▶ **WORK TO COMPLETE**: Would you repeat the listing exactly but omit every picture?

▶ **SOURCE RECORDS**:

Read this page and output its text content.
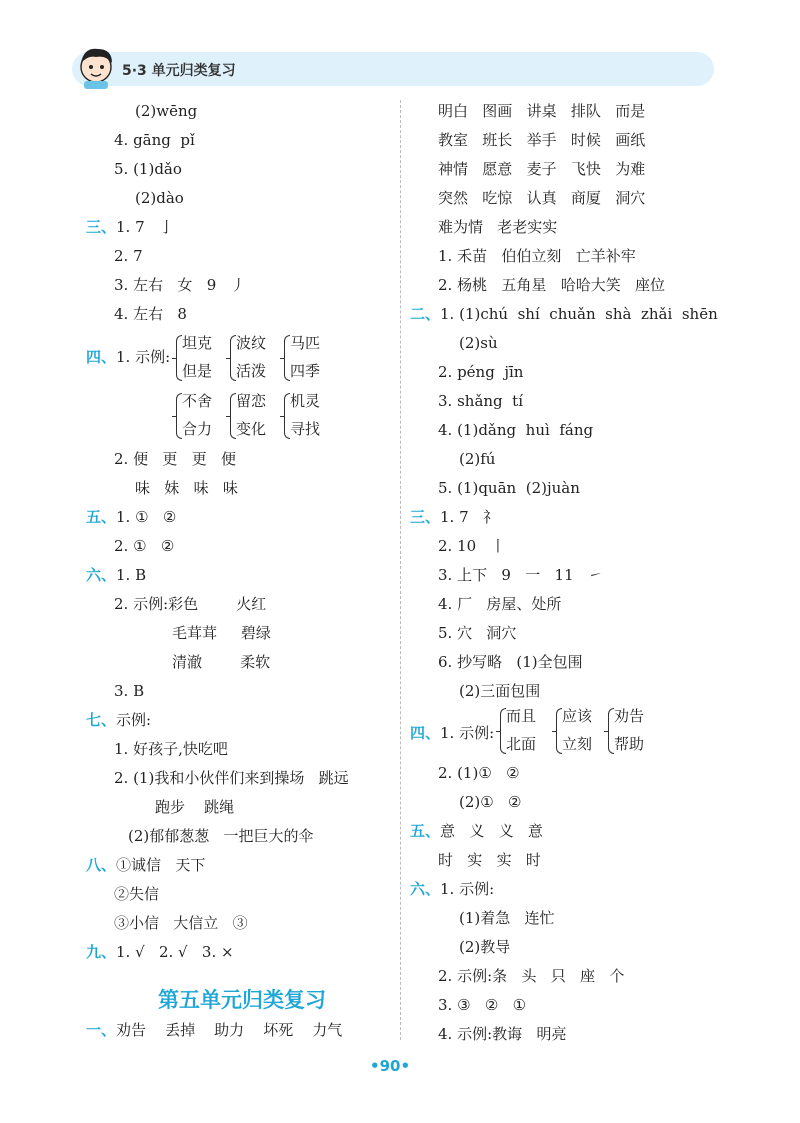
5·3 单元归类复习
(2)wēng
4. gāng  pǐ
5. (1)dǎo
(2)dào
三、1. 7   亅
2. 7
3. 左右   女   9   丿
4. 左右   8
四、1. 示例:
坦克
但是
波纹
活泼
马匹
四季
不舍
合力
留恋
变化
机灵
寻找
2. 便   更   更   便
味   妹   味   味
五、1. ①   ②
2. ①   ②
六、1. B
2. 示例:彩色        火红
毛茸茸     碧绿
清澈        柔软
3. B
七、示例:
1. 好孩子,快吃吧
2. (1)我和小伙伴们来到操场   跳远
跑步    跳绳
(2)郁郁葱葱   一把巨大的伞
八、①诚信   天下
②失信
③小信   大信立   ③
九、1. √   2. √   3. ×
第五单元归类复习
一、劝告    丢掉    助力    坏死    力气
明白   图画   讲桌   排队   而是
教室   班长   举手   时候   画纸
神情   愿意   麦子   飞快   为难
突然   吃惊   认真   商厦   洞穴
难为情   老老实实
1. 禾苗   伯伯立刻   亡羊补牢
2. 杨桃   五角星   哈哈大笑   座位
二、1. (1)chú  shí  chuǎn  shà  zhǎi  shēn
(2)sù
2. péng  jīn
3. shǎng  tí
4. (1)dǎng  huì  fáng
(2)fú
5. (1)quān  (2)juàn
三、1. 7   礻
2. 10   丨
3. 上下   9   一   11   ㇀
4. 厂   房屋、处所
5. 穴   洞穴
6. 抄写略   (1)全包围
(2)三面包围
四、1. 示例:
而且
北面
应该
立刻
劝告
帮助
2. (1)①   ②
(2)①   ②
五、意   义   义   意
时   实   实   时
六、1. 示例:
(1)着急   连忙
(2)教导
2. 示例:条   头   只   座   个
3. ③   ②   ①
4. 示例:教诲   明亮
•90•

▶ **COMPLETED EXERCISE**:
Read this page and output its text content.
5·3 单元归类复习
(2)wēng
4. gāng  pǐ
5. (1)dǎo
(2)dào
三、1. 7   亅
2. 7
3. 左右   女   9   丿
4. 左右   8
四、1. 示例:
坦克
但是
波纹
活泼
马匹
四季
不舍
合力
留恋
变化
机灵
寻找
2. 便   更   更   便
味   妹   味   味
五、1. ①   ②
2. ①   ②
六、1. B
2. 示例:彩色        火红
毛茸茸     碧绿
清澈        柔软
3. B
七、示例:
1. 好孩子,快吃吧
2. (1)我和小伙伴们来到操场   跳远
跑步    跳绳
(2)郁郁葱葱   一把巨大的伞
八、①诚信   天下
②失信
③小信   大信立   ③
九、1. √   2. √   3. ×
第五单元归类复习
一、劝告    丢掉    助力    坏死    力气
明白   图画   讲桌   排队   而是
教室   班长   举手   时候   画纸
神情   愿意   麦子   飞快   为难
突然   吃惊   认真   商厦   洞穴
难为情   老老实实
1. 禾苗   伯伯立刻   亡羊补牢
2. 杨桃   五角星   哈哈大笑   座位
二、1. (1)chú  shí  chuǎn  shà  zhǎi  shēn
(2)sù
2. péng  jīn
3. shǎng  tí
4. (1)dǎng  huì  fáng
(2)fú
5. (1)quān  (2)juàn
三、1. 7   礻
2. 10   丨
3. 上下   9   一   11   ㇀
4. 厂   房屋、处所
5. 穴   洞穴
6. 抄写略   (1)全包围
(2)三面包围
四、1. 示例:
而且
北面
应该
立刻
劝告
帮助
2. (1)①   ②
(2)①   ②
五、意   义   义   意
时   实   实   时
六、1. 示例:
(1)着急   连忙
(2)教导
2. 示例:条   头   只   座   个
3. ③   ②   ①
4. 示例:教诲   明亮
•90•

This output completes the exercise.